• What you should do: Quote all of the data below exactly, please.

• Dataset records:

※ ※ ※

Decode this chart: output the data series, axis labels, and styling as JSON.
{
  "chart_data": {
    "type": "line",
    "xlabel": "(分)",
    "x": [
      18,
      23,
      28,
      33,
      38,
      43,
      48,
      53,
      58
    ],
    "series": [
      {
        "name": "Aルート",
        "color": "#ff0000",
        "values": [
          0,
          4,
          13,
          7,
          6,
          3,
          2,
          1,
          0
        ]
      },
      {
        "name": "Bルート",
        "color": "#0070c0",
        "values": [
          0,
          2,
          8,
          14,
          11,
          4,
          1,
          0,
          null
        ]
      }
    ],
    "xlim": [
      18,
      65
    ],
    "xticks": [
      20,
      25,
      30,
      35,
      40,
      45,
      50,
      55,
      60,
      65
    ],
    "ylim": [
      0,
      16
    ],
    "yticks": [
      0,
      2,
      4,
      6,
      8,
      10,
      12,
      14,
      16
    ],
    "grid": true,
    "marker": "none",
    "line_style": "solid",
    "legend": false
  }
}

※ ※ ※

• Task solution:
Decode this chart: output the data series, axis labels, and styling as JSON.
{
  "chart_data": {
    "type": "line",
    "xlabel": "(分)",
    "x": [
      18,
      23,
      28,
      33,
      38,
      43,
      48,
      53,
      58
    ],
    "series": [
      {
        "name": "Aルート",
        "color": "#ff0000",
        "values": [
          0,
          4,
          13,
          7,
          6,
          3,
          2,
          1,
          0
        ]
      },
      {
        "name": "Bルート",
        "color": "#0070c0",
        "values": [
          0,
          2,
          8,
          14,
          11,
          4,
          1,
          0,
          null
        ]
      }
    ],
    "xlim": [
      18,
      65
    ],
    "xticks": [
      20,
      25,
      30,
      35,
      40,
      45,
      50,
      55,
      60,
      65
    ],
    "ylim": [
      0,
      16
    ],
    "yticks": [
      0,
      2,
      4,
      6,
      8,
      10,
      12,
      14,
      16
    ],
    "grid": true,
    "marker": "none",
    "line_style": "solid",
    "legend": false
  }
}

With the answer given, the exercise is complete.